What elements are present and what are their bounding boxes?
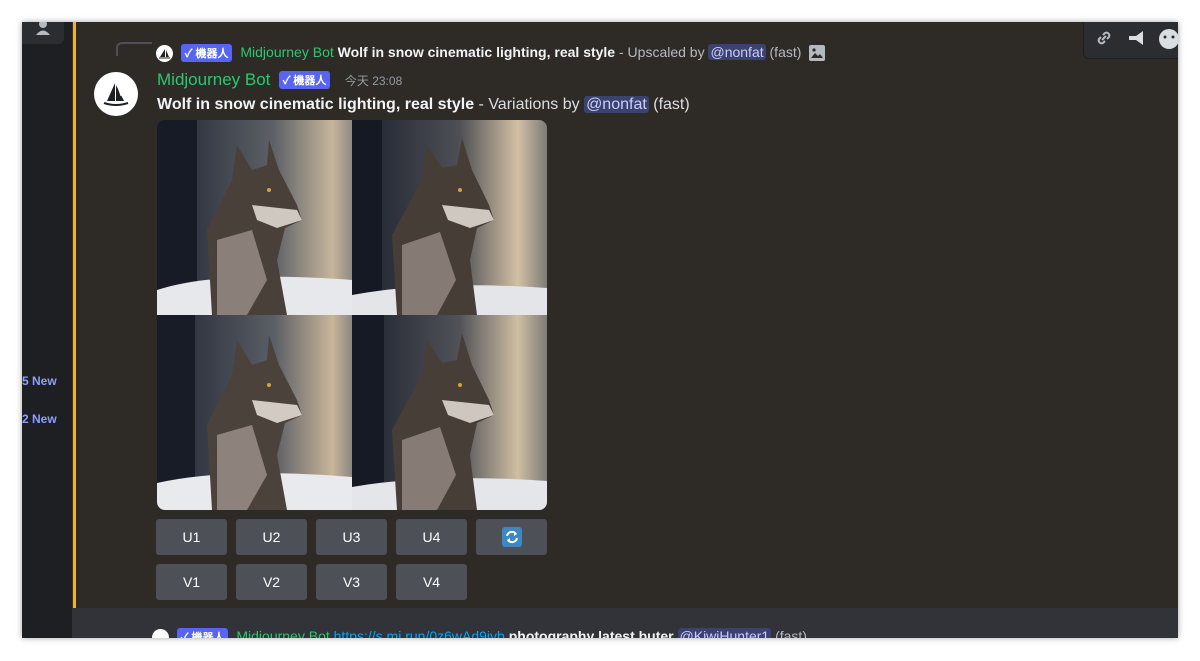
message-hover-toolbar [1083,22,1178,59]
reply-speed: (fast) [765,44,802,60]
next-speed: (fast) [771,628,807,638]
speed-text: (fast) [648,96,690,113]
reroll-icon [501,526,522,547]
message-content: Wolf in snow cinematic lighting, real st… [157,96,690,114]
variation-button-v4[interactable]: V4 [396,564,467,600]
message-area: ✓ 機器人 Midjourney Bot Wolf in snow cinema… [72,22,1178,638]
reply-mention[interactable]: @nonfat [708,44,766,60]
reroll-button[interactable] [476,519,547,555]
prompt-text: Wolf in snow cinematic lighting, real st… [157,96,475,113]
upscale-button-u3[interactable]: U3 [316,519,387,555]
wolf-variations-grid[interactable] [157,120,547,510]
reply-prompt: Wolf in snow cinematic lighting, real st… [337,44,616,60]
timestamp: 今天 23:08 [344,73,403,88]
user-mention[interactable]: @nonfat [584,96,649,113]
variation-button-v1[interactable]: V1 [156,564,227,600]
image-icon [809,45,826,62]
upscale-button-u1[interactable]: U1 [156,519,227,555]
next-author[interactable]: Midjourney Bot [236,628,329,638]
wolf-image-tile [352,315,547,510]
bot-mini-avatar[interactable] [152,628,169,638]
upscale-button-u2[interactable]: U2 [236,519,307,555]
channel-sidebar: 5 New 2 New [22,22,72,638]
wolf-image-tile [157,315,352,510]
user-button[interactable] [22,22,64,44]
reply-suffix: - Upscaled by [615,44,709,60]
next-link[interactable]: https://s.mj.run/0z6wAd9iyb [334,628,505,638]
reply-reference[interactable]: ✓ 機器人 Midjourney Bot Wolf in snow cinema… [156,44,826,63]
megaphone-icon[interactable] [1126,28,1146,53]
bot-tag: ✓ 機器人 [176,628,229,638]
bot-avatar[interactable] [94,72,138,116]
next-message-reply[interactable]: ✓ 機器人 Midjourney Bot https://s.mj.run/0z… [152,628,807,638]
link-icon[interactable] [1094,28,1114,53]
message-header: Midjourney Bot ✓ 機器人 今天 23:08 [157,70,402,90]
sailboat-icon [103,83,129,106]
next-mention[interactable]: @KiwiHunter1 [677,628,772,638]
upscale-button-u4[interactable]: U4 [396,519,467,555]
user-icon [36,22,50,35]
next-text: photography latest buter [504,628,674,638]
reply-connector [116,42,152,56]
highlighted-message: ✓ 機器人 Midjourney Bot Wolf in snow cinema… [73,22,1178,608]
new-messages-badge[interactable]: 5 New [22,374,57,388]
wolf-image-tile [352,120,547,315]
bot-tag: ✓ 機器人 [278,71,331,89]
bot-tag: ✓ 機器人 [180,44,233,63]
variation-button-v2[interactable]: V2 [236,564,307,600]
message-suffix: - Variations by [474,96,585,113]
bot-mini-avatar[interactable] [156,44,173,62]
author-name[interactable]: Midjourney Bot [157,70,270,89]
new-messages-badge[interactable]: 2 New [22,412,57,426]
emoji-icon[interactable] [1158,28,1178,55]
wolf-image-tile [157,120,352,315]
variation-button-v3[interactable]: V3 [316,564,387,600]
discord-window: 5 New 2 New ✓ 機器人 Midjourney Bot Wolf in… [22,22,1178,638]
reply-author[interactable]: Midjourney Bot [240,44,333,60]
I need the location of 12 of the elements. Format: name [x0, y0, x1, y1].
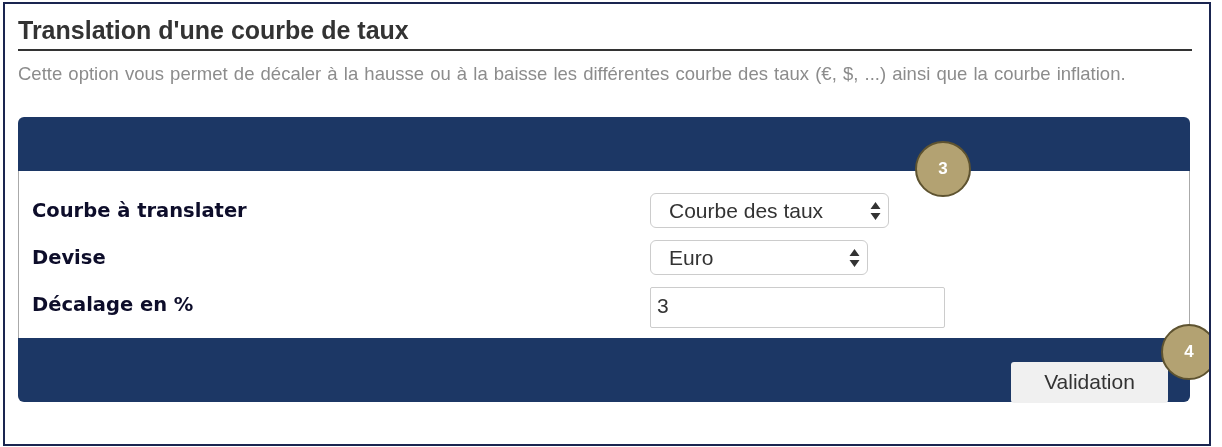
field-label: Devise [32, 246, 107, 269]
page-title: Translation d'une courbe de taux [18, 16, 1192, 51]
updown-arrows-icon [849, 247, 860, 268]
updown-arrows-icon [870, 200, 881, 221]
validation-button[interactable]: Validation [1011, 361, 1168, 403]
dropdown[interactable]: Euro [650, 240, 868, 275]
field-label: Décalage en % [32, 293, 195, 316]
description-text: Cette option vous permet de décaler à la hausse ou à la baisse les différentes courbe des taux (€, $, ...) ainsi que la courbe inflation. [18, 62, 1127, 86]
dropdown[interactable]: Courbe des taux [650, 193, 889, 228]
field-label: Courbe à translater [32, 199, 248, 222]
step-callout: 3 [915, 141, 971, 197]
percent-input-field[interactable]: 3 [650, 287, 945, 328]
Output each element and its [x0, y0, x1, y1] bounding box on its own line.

> [Instructions for the task]: Please count the lines of the rows above that contain the string "link", treating uppercase and lowercase as different, and reply with only the number.

> [Output for this task]: 2